| Task requirements |
How many lines in the listing below include the word "systémů"? Answer with the number and nothing else.

__________________________________________________

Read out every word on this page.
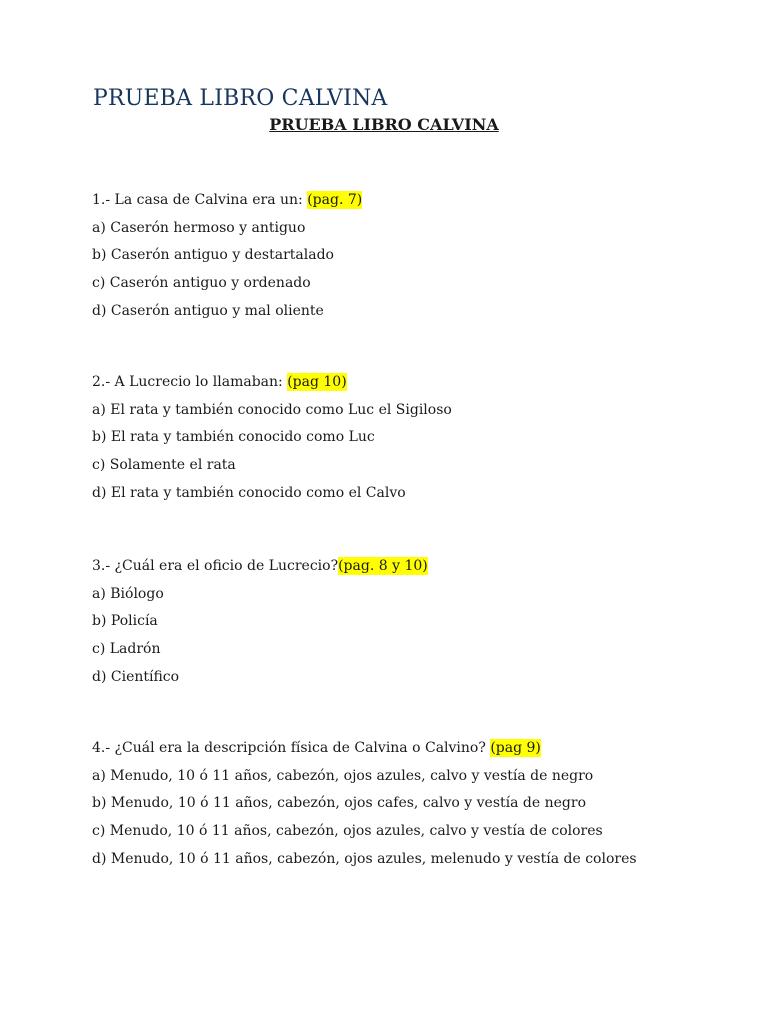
PRUEBA LIBRO CALVINA
PRUEBA LIBRO CALVINA
1.- La casa de Calvina era un: (pag. 7)
a) Caserón hermoso y antiguo
b) Caserón antiguo y destartalado
c) Caserón antiguo y ordenado
d) Caserón antiguo y mal oliente
2.- A Lucrecio lo llamaban: (pag 10)
a) El rata y también conocido como Luc el Sigiloso
b) El rata y también conocido como Luc
c) Solamente el rata
d) El rata y también conocido como el Calvo
3.- ¿Cuál era el oficio de Lucrecio?(pag. 8 y 10)
a) Biólogo
b) Policía
c) Ladrón
d) Científico
4.- ¿Cuál era la descripción física de Calvina o Calvino? (pag 9)
a) Menudo, 10 ó 11 años, cabezón, ojos azules, calvo y vestía de negro
b) Menudo, 10 ó 11 años, cabezón, ojos cafes, calvo y vestía de negro
c) Menudo, 10 ó 11 años, cabezón, ojos azules, calvo y vestía de colores
d) Menudo, 10 ó 11 años, cabezón, ojos azules, melenudo y vestía de colores
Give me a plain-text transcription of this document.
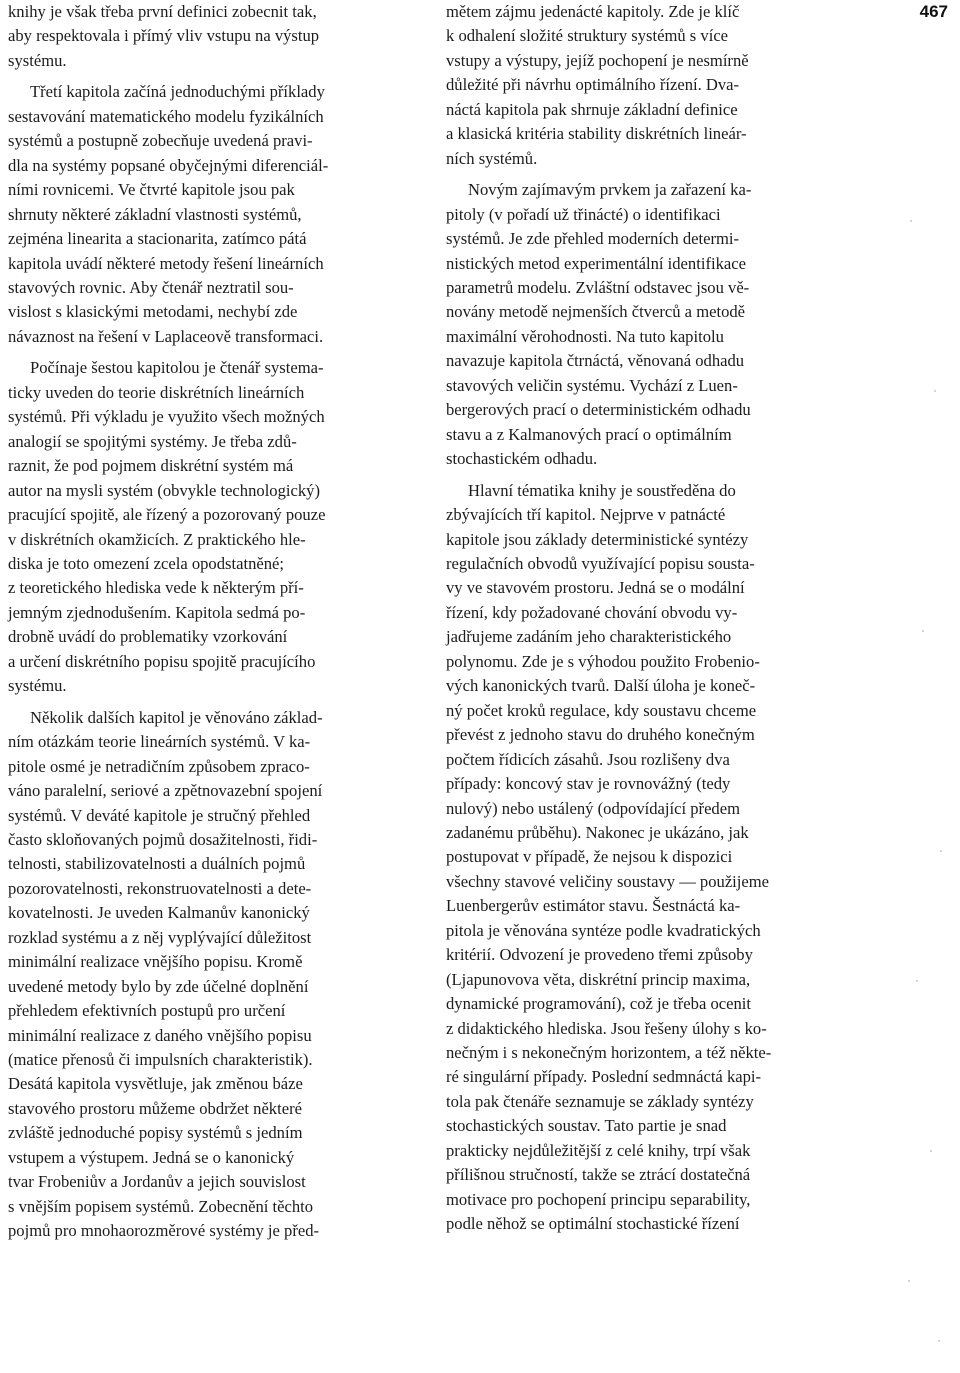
knihy je však třeba první definici zobecnit tak,
aby respektovala i přímý vliv vstupu na výstup
systému.

Třetí kapitola začíná jednoduchými příklady
sestavování matematického modelu fyzikálních
systémů a postupně zobecňuje uvedená pravi-
dla na systémy popsané obyčejnými diferenciál-
ními rovnicemi. Ve čtvrté kapitole jsou pak
shrnuty některé základní vlastnosti systémů,
zejména linearita a stacionarita, zatímco pátá
kapitola uvádí některé metody řešení lineárních
stavových rovnic. Aby čtenář neztratil sou-
vislost s klasickými metodami, nechybí zde
návaznost na řešení v Laplaceově transformaci.

Počínaje šestou kapitolou je čtenář systema-
ticky uveden do teorie diskrétních lineárních
systémů. Při výkladu je využito všech možných
analogií se spojitými systémy. Je třeba zdů-
raznit, že pod pojmem diskrétní systém má
autor na mysli systém (obvykle technologický)
pracující spojitě, ale řízený a pozorovaný pouze
v diskrétních okamžicích. Z praktického hle-
diska je toto omezení zcela opodstatněné;
z teoretického hlediska vede k některým pří-
jemným zjednodušením. Kapitola sedmá po-
drobně uvádí do problematiky vzorkování
a určení diskrétního popisu spojitě pracujícího
systému.

Několik dalších kapitol je věnováno základ-
ním otázkám teorie lineárních systémů. V ka-
pitole osmé je netradičním způsobem zpraco-
váno paralelní, seriové a zpětnovazební spojení
systémů. V deváté kapitole je stručný přehled
často skloňovaných pojmů dosažitelnosti, řidi-
telnosti, stabilizovatelnosti a duálních pojmů
pozorovatelnosti, rekonstruovatelnosti a dete-
kovatelnosti. Je uveden Kalmanův kanonický
rozklad systému a z něj vyplývající důležitost
minimální realizace vnějšího popisu. Kromě
uvedené metody bylo by zde účelné doplnění
přehledem efektivních postupů pro určení
minimální realizace z daného vnějšího popisu
(matice přenosů či impulsních charakteristik).
Desátá kapitola vysvětluje, jak změnou báze
stavového prostoru můžeme obdržet některé
zvláště jednoduché popisy systémů s jedním
vstupem a výstupem. Jedná se o kanonický
tvar Frobeniův a Jordanův a jejich souvislost
s vnějším popisem systémů. Zobecnění těchto
pojmů pro mnohaorozměrové systémy je před-

mětem zájmu jedenácté kapitoly. Zde je klíč
k odhalení složité struktury systémů s více
vstupy a výstupy, jejíž pochopení je nesmírně
důležité při návrhu optimálního řízení. Dva-
náctá kapitola pak shrnuje základní definice
a klasická kritéria stability diskrétních lineár-
ních systémů.

Novým zajímavým prvkem ja zařazení ka-
pitoly (v pořadí už třinácté) o identifikaci
systémů. Je zde přehled moderních determi-
nistických metod experimentální identifikace
parametrů modelu. Zvláštní odstavec jsou vě-
novány metodě nejmenších čtverců a metodě
maximální věrohodnosti. Na tuto kapitolu
navazuje kapitola čtrnáctá, věnovaná odhadu
stavových veličin systému. Vychází z Luen-
bergerových prací o deterministickém odhadu
stavu a z Kalmanových prací o optimálním
stochastickém odhadu.

Hlavní tématika knihy je soustředěna do
zbývajících tří kapitol. Nejprve v patnácté
kapitole jsou základy deterministické syntézy
regulačních obvodů využívající popisu sousta-
vy ve stavovém prostoru. Jedná se o modální
řízení, kdy požadované chování obvodu vy-
jadřujeme zadáním jeho charakteristického
polynomu. Zde je s výhodou použito Frobenio-
vých kanonických tvarů. Další úloha je koneč-
ný počet kroků regulace, kdy soustavu chceme
převést z jednoho stavu do druhého konečným
počtem řídicích zásahů. Jsou rozlišeny dva
případy: koncový stav je rovnovážný (tedy
nulový) nebo ustálený (odpovídající předem
zadanému průběhu). Nakonec je ukázáno, jak
postupovat v případě, že nejsou k dispozici
všechny stavové veličiny soustavy — použijeme
Luenbergerův estimátor stavu. Šestnáctá ka-
pitola je věnována syntéze podle kvadratických
kritérií. Odvození je provedeno třemi způsoby
(Ljapunovova věta, diskrétní princip maxima,
dynamické programování), což je třeba ocenit
z didaktického hlediska. Jsou řešeny úlohy s ko-
nečným i s nekonečným horizontem, a též někte-
ré singulární případy. Poslední sedmnáctá kapi-
tola pak čtenáře seznamuje se základy syntézy
stochastických soustav. Tato partie je snad
prakticky nejdůležitější z celé knihy, trpí však
přílišnou stručností, takže se ztrácí dostatečná
motivace pro pochopení principu separability,
podle něhož se optimální stochastické řízení

467
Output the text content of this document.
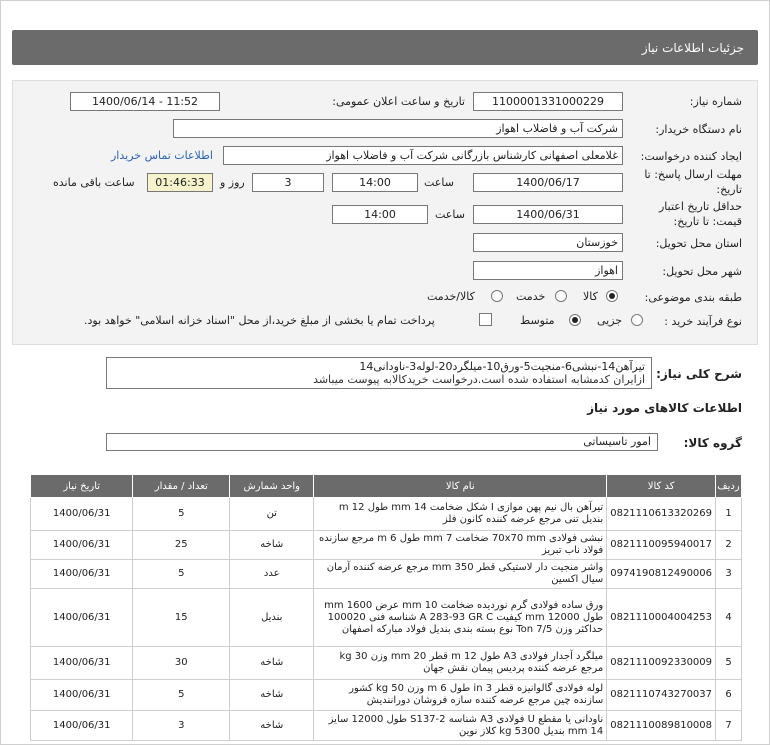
جزئیات اطلاعات نیاز
شماره نیاز:
1100001331000229
تاریخ و ساعت اعلان عمومی:
1400/06/14 - 11:52
نام دستگاه خریدار:
شرکت آب و فاضلاب اهواز
ایجاد کننده درخواست:
غلامعلی اصفهانی کارشناس بازرگانی شرکت آب و فاضلاب اهواز
اطلاعات تماس خریدار
مهلت ارسال پاسخ: تا
تاریخ:
1400/06/17
ساعت
14:00
3
روز و
01:46:33
ساعت باقی مانده
حداقل تاریخ اعتبار
قیمت: تا تاریخ:
1400/06/31
ساعت
14:00
استان محل تحویل:
خوزستان
شهر محل تحویل:
اهواز
طبقه بندی موضوعی:
کالا
خدمت
کالا/خدمت
نوع فرآیند خرید :
جزیی
متوسط
پرداخت تمام یا بخشی از مبلغ خرید،از محل "اسناد خزانه اسلامی" خواهد بود.
شرح کلی نیاز:
تیرآهن14-نبشی6-منجیت5-ورق10-میلگرد20-لوله3-ناودانی14
ازایران کدمشابه استفاده شده است.درخواست خریدکالابه پیوست میباشد
اطلاعات کالاهای مورد نیاز
گروه کالا:
امور تاسیساتی
ردیف	کد کالا	نام کالا	واحد شمارش	تعداد / مقدار	تاریخ نیاز
1	0821110613320269	تیرآهن بال نیم پهن موازی I شکل ضخامت mm 14 طول m 12 بندیل تنی مرجع عرضه کننده کانون فلز	تن	5	1400/06/31
2	0821110095940017	نبشی فولادی 70x70 mm ضخامت mm 7 طول m 6 مرجع سازنده فولاد ناب تبریز	شاخه	25	1400/06/31
3	0974190812490006	واشر منجیت دار لاستیکی قطر mm 350 مرجع عرضه کننده آرمان سیال اکسین	عدد	5	1400/06/31
4	0821110004004253	ورق ساده فولادی گرم نوردیده ضخامت mm 10 عرض mm 1600 طول mm 12000 کیفیت A 283-93 GR C شناسه فنی 100020 حداکثر وزن Ton 7/5 نوع بسته بندی بندیل فولاد مبارکه اصفهان	بندیل	15	1400/06/31
5	0821110092330009	میلگرد آجدار فولادی A3 طول m 12 قطر mm 20 وزن kg 30 مرجع عرضه کننده پردیس پیمان نقش جهان	شاخه	30	1400/06/31
6	0821110743270037	لوله فولادی گالوانیزه قطر in 3 طول m 6 وزن kg 50 کشور سازنده چین مرجع عرضه کننده سازه فروشان دورانندیش	شاخه	5	1400/06/31
7	0821110089810008	ناودانی یا مقطع U فولادی A3 شناسه S137-2 طول 12000 سایز mm 14 بندیل kg 5300 کلاز نوین	شاخه	3	1400/06/31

__________________________________________________

| Exercise solution |
10